== Work to do ==
Write every line of the material out exactly as shown.

[Stored records]
## BEGIN
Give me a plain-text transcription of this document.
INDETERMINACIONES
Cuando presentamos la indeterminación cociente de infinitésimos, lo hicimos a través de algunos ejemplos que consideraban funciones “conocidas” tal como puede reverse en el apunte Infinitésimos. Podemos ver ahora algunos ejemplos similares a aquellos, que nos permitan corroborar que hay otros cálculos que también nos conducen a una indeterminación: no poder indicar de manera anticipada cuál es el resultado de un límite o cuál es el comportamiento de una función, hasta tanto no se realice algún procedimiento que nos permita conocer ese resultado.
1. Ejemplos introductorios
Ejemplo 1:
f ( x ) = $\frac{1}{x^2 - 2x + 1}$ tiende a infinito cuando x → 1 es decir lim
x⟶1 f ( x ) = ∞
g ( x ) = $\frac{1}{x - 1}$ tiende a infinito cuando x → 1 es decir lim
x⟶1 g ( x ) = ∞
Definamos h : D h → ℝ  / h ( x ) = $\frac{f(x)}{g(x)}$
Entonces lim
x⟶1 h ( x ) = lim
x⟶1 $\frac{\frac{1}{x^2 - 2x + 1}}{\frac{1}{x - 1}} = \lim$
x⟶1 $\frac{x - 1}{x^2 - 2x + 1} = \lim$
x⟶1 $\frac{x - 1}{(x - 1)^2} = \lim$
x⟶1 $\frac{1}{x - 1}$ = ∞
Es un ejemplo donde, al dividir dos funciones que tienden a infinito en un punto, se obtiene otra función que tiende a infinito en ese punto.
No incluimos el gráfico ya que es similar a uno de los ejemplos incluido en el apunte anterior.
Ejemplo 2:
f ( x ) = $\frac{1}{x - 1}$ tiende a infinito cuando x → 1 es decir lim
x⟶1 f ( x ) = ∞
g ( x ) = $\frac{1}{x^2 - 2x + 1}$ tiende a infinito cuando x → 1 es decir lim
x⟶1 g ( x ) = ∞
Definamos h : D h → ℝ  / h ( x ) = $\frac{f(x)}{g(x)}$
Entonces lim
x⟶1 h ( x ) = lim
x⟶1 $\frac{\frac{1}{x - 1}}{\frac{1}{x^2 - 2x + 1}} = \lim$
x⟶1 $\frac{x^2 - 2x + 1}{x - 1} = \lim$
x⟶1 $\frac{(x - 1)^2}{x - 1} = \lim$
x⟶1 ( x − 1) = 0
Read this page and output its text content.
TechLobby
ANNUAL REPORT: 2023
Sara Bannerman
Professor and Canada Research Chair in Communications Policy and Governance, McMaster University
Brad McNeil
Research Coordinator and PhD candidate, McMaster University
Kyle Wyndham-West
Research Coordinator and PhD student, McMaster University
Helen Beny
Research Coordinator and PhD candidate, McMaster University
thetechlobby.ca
## END
== Response to the task ==
Give me a plain-text transcription of this document.
INDETERMINACIONES
Cuando presentamos la indeterminación cociente de infinitésimos, lo hicimos a través de algunos ejemplos que consideraban funciones “conocidas” tal como puede reverse en el apunte Infinitésimos. Podemos ver ahora algunos ejemplos similares a aquellos, que nos permitan corroborar que hay otros cálculos que también nos conducen a una indeterminación: no poder indicar de manera anticipada cuál es el resultado de un límite o cuál es el comportamiento de una función, hasta tanto no se realice algún procedimiento que nos permita conocer ese resultado.
1. Ejemplos introductorios
Ejemplo 1:
f ( x ) = $\frac{1}{x^2 - 2x + 1}$ tiende a infinito cuando x → 1 es decir lim
x⟶1 f ( x ) = ∞
g ( x ) = $\frac{1}{x - 1}$ tiende a infinito cuando x → 1 es decir lim
x⟶1 g ( x ) = ∞
Definamos h : D h → ℝ  / h ( x ) = $\frac{f(x)}{g(x)}$
Entonces lim
x⟶1 h ( x ) = lim
x⟶1 $\frac{\frac{1}{x^2 - 2x + 1}}{\frac{1}{x - 1}} = \lim$
x⟶1 $\frac{x - 1}{x^2 - 2x + 1} = \lim$
x⟶1 $\frac{x - 1}{(x - 1)^2} = \lim$
x⟶1 $\frac{1}{x - 1}$ = ∞
Es un ejemplo donde, al dividir dos funciones que tienden a infinito en un punto, se obtiene otra función que tiende a infinito en ese punto.
No incluimos el gráfico ya que es similar a uno de los ejemplos incluido en el apunte anterior.
Ejemplo 2:
f ( x ) = $\frac{1}{x - 1}$ tiende a infinito cuando x → 1 es decir lim
x⟶1 f ( x ) = ∞
g ( x ) = $\frac{1}{x^2 - 2x + 1}$ tiende a infinito cuando x → 1 es decir lim
x⟶1 g ( x ) = ∞
Definamos h : D h → ℝ  / h ( x ) = $\frac{f(x)}{g(x)}$
Entonces lim
x⟶1 h ( x ) = lim
x⟶1 $\frac{\frac{1}{x - 1}}{\frac{1}{x^2 - 2x + 1}} = \lim$
x⟶1 $\frac{x^2 - 2x + 1}{x - 1} = \lim$
x⟶1 $\frac{(x - 1)^2}{x - 1} = \lim$
x⟶1 ( x − 1) = 0
Read this page and output its text content.
TechLobby
ANNUAL REPORT: 2023
Sara Bannerman
Professor and Canada Research Chair in Communications Policy and Governance, McMaster University
Brad McNeil
Research Coordinator and PhD candidate, McMaster University
Kyle Wyndham-West
Research Coordinator and PhD student, McMaster University
Helen Beny
Research Coordinator and PhD candidate, McMaster University
thetechlobby.ca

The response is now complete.